**BRIEF:** Put the listing below, from the line containing "List each element" through the line containing "chart-title: INACTIVIDAD PROCESAL", into a two-column CSV with the columns instruction and output. Give each instruction one row with its output, put each in a single quoted field with line breaks turned into spaces, and leave out the pictures.

**RECORDS FOR THE EXERCISE:**
-- Start --

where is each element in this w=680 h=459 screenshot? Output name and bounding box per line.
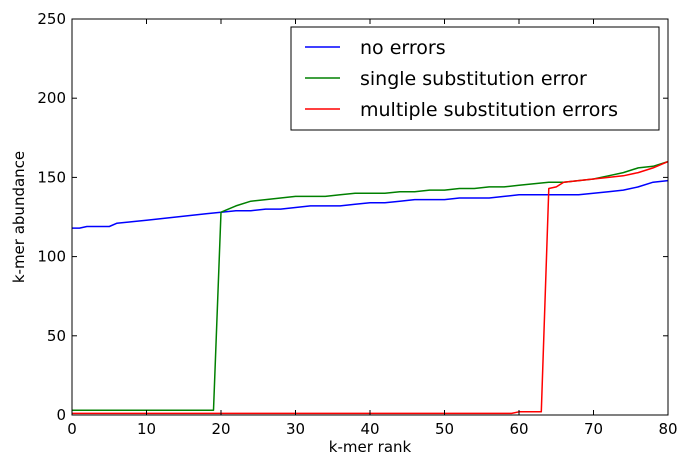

-- End --
-- Start --

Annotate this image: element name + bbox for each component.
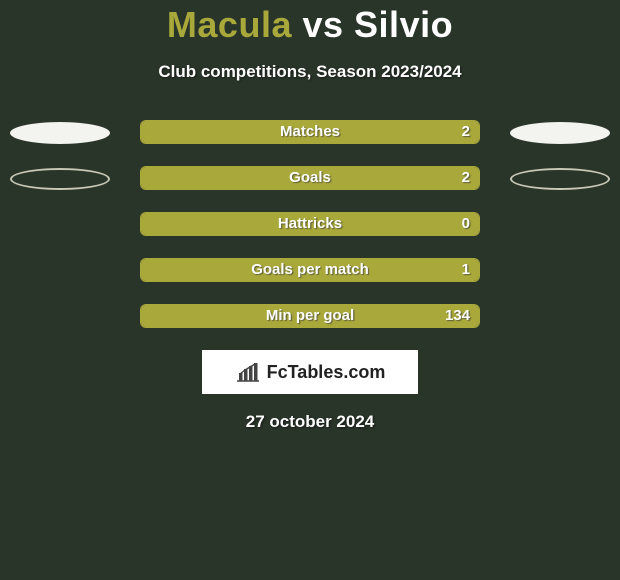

-- End --
-- Start --

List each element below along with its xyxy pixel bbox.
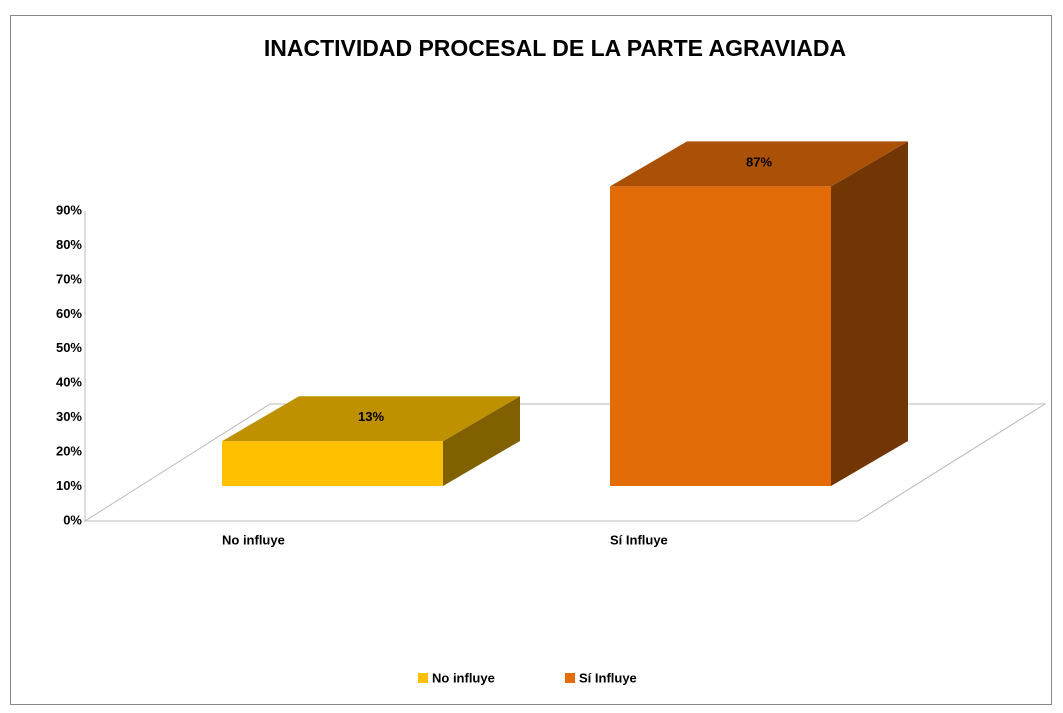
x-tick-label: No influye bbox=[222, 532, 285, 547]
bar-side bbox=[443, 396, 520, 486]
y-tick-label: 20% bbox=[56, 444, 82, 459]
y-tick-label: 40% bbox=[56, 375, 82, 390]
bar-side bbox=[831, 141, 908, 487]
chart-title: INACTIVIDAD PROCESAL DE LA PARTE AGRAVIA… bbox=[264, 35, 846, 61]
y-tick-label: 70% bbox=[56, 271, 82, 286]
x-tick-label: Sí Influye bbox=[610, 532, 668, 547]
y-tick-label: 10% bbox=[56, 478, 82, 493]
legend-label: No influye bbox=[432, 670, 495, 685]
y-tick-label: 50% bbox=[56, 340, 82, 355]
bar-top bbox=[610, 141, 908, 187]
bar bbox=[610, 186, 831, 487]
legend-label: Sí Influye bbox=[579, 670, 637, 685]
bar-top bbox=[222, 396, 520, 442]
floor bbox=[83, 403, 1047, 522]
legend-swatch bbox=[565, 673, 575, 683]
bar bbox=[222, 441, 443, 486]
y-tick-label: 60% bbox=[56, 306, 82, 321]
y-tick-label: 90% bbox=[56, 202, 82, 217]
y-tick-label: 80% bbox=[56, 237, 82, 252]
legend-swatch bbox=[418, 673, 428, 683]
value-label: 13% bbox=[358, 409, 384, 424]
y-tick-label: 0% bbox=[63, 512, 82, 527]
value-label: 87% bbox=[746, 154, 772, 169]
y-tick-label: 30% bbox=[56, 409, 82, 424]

-- End --

**COMPLETE OUTPUT:**
instruction,output
"List each element below along with its xyxy pixel bbox.","x-tick-label: No influye bbox=[222, 532, 285, 547] bar-side bbox=[443, 396, 520, 486] y-tick-label: 20% bbox=[56, 444, 82, 459] y-tick-label: 40% bbox=[56, 375, 82, 390] bar-side bbox=[831, 141, 908, 487] chart-title: INACTIVIDAD PROCESAL DE LA PARTE AGRAVIA… bbox=[264, 35, 846, 61]"